**Short task**: Spot every line with the word "name" and return it.
+++ Data extract
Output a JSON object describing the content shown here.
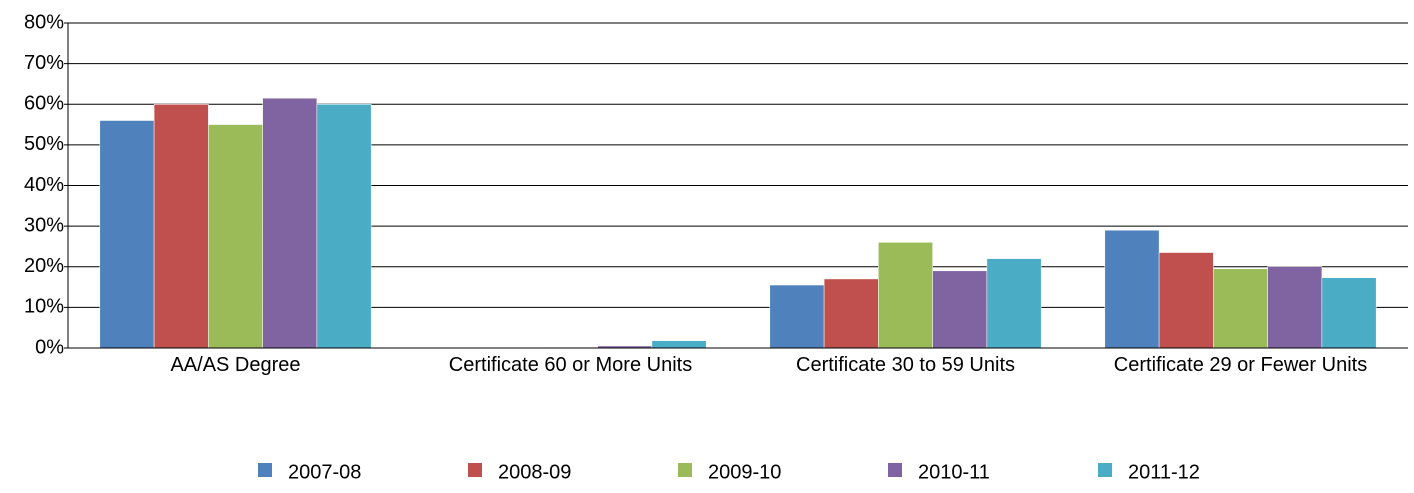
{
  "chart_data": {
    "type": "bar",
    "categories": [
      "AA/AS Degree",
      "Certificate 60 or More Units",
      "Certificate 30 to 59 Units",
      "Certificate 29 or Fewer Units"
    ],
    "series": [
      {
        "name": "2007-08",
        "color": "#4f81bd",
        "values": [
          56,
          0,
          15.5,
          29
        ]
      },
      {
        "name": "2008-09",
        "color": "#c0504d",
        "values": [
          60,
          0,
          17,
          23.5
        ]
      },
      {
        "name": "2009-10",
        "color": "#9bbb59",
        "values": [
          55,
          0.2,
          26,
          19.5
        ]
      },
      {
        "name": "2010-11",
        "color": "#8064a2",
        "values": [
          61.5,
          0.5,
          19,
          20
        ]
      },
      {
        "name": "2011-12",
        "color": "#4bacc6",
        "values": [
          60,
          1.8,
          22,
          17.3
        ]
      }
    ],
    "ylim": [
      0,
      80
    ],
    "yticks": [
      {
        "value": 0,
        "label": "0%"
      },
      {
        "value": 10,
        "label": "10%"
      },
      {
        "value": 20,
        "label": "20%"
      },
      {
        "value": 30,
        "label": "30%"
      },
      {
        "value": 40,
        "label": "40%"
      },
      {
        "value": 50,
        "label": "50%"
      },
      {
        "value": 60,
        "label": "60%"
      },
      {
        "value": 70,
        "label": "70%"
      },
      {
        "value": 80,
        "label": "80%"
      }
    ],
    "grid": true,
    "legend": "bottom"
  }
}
++++++
**Result of this exercise**:
        "name": "2007-08",
        "name": "2008-09",
        "name": "2009-10",
        "name": "2010-11",
        "name": "2011-12",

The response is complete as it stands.